(To do) Output every line of the data exactly as it appears.

· · ·

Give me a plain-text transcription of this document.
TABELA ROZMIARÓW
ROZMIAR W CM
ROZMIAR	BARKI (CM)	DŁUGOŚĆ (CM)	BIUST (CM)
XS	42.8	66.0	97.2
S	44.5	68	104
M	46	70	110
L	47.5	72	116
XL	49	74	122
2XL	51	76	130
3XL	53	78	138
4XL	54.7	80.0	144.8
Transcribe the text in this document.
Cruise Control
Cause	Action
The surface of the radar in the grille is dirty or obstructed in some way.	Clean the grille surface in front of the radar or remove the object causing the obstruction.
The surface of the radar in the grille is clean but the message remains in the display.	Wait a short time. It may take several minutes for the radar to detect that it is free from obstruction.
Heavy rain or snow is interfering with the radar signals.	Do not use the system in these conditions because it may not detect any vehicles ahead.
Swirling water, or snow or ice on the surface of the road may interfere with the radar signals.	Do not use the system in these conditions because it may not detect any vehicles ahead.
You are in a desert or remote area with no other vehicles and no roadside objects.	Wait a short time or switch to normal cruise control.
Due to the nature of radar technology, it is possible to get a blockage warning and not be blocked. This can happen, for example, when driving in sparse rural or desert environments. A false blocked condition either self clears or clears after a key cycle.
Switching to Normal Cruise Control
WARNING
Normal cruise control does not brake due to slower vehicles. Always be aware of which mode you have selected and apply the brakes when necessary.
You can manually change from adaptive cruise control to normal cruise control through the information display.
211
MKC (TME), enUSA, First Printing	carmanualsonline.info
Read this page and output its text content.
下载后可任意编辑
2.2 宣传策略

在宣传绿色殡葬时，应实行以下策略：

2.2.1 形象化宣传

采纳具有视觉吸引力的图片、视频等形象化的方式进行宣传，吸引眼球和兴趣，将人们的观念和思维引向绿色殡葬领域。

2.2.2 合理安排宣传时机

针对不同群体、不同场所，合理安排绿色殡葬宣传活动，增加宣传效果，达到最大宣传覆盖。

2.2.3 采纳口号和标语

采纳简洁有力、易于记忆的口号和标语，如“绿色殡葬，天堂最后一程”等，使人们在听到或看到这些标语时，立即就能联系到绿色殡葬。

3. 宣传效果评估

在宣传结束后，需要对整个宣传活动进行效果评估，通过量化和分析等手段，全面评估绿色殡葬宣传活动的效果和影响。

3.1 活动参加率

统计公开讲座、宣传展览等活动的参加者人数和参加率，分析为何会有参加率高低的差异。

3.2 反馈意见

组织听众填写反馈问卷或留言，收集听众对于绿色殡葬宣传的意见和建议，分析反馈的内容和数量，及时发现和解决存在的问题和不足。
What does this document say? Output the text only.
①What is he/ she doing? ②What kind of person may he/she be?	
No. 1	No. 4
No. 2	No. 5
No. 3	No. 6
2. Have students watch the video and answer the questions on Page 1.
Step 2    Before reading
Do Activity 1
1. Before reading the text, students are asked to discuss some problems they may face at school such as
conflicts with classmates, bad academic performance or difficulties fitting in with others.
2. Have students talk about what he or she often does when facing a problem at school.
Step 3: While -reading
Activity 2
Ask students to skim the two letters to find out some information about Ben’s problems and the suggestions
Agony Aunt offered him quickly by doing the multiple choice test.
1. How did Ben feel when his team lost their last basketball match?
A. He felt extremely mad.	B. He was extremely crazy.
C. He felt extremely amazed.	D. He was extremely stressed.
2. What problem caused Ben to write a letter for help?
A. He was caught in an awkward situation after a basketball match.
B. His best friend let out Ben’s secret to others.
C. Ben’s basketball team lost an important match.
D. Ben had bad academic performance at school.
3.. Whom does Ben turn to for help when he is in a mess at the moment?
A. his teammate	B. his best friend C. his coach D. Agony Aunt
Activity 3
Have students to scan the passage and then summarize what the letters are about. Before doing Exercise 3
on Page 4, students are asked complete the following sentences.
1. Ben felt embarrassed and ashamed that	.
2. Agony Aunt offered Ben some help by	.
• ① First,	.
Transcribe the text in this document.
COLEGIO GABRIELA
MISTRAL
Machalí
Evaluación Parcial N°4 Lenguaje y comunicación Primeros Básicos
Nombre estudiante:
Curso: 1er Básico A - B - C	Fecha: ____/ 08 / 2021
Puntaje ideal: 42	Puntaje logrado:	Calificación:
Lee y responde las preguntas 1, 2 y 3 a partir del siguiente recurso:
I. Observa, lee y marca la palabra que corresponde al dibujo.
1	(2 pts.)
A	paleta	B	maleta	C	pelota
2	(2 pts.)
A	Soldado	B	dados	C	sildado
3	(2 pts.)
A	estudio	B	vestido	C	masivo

· · ·

(Solution for this task)
Give me a plain-text transcription of this document.
TABELA ROZMIARÓW
ROZMIAR W CM
ROZMIAR	BARKI (CM)	DŁUGOŚĆ (CM)	BIUST (CM)
XS	42.8	66.0	97.2
S	44.5	68	104
M	46	70	110
L	47.5	72	116
XL	49	74	122
2XL	51	76	130
3XL	53	78	138
4XL	54.7	80.0	144.8
Transcribe the text in this document.
Cruise Control
Cause	Action
The surface of the radar in the grille is dirty or obstructed in some way.	Clean the grille surface in front of the radar or remove the object causing the obstruction.
The surface of the radar in the grille is clean but the message remains in the display.	Wait a short time. It may take several minutes for the radar to detect that it is free from obstruction.
Heavy rain or snow is interfering with the radar signals.	Do not use the system in these conditions because it may not detect any vehicles ahead.
Swirling water, or snow or ice on the surface of the road may interfere with the radar signals.	Do not use the system in these conditions because it may not detect any vehicles ahead.
You are in a desert or remote area with no other vehicles and no roadside objects.	Wait a short time or switch to normal cruise control.
Due to the nature of radar technology, it is possible to get a blockage warning and not be blocked. This can happen, for example, when driving in sparse rural or desert environments. A false blocked condition either self clears or clears after a key cycle.
Switching to Normal Cruise Control
WARNING
Normal cruise control does not brake due to slower vehicles. Always be aware of which mode you have selected and apply the brakes when necessary.
You can manually change from adaptive cruise control to normal cruise control through the information display.
211
MKC (TME), enUSA, First Printing	carmanualsonline.info
Read this page and output its text content.
下载后可任意编辑
2.2 宣传策略

在宣传绿色殡葬时，应实行以下策略：

2.2.1 形象化宣传

采纳具有视觉吸引力的图片、视频等形象化的方式进行宣传，吸引眼球和兴趣，将人们的观念和思维引向绿色殡葬领域。

2.2.2 合理安排宣传时机

针对不同群体、不同场所，合理安排绿色殡葬宣传活动，增加宣传效果，达到最大宣传覆盖。

2.2.3 采纳口号和标语

采纳简洁有力、易于记忆的口号和标语，如“绿色殡葬，天堂最后一程”等，使人们在听到或看到这些标语时，立即就能联系到绿色殡葬。

3. 宣传效果评估

在宣传结束后，需要对整个宣传活动进行效果评估，通过量化和分析等手段，全面评估绿色殡葬宣传活动的效果和影响。

3.1 活动参加率

统计公开讲座、宣传展览等活动的参加者人数和参加率，分析为何会有参加率高低的差异。

3.2 反馈意见

组织听众填写反馈问卷或留言，收集听众对于绿色殡葬宣传的意见和建议，分析反馈的内容和数量，及时发现和解决存在的问题和不足。
What does this document say? Output the text only.
①What is he/ she doing? ②What kind of person may he/she be?	
No. 1	No. 4
No. 2	No. 5
No. 3	No. 6
2. Have students watch the video and answer the questions on Page 1.
Step 2    Before reading
Do Activity 1
1. Before reading the text, students are asked to discuss some problems they may face at school such as
conflicts with classmates, bad academic performance or difficulties fitting in with others.
2. Have students talk about what he or she often does when facing a problem at school.
Step 3: While -reading
Activity 2
Ask students to skim the two letters to find out some information about Ben’s problems and the suggestions
Agony Aunt offered him quickly by doing the multiple choice test.
1. How did Ben feel when his team lost their last basketball match?
A. He felt extremely mad.	B. He was extremely crazy.
C. He felt extremely amazed.	D. He was extremely stressed.
2. What problem caused Ben to write a letter for help?
A. He was caught in an awkward situation after a basketball match.
B. His best friend let out Ben’s secret to others.
C. Ben’s basketball team lost an important match.
D. Ben had bad academic performance at school.
3.. Whom does Ben turn to for help when he is in a mess at the moment?
A. his teammate	B. his best friend C. his coach D. Agony Aunt
Activity 3
Have students to scan the passage and then summarize what the letters are about. Before doing Exercise 3
on Page 4, students are asked complete the following sentences.
1. Ben felt embarrassed and ashamed that	.
2. Agony Aunt offered Ben some help by	.
• ① First,	.
Transcribe the text in this document.
COLEGIO GABRIELA
MISTRAL
Machalí
Evaluación Parcial N°4 Lenguaje y comunicación Primeros Básicos
Nombre estudiante:
Curso: 1er Básico A - B - C	Fecha: ____/ 08 / 2021
Puntaje ideal: 42	Puntaje logrado:	Calificación:
Lee y responde las preguntas 1, 2 y 3 a partir del siguiente recurso:
I. Observa, lee y marca la palabra que corresponde al dibujo.
1	(2 pts.)
A	paleta	B	maleta	C	pelota
2	(2 pts.)
A	Soldado	B	dados	C	sildado
3	(2 pts.)
A	estudio	B	vestido	C	masivo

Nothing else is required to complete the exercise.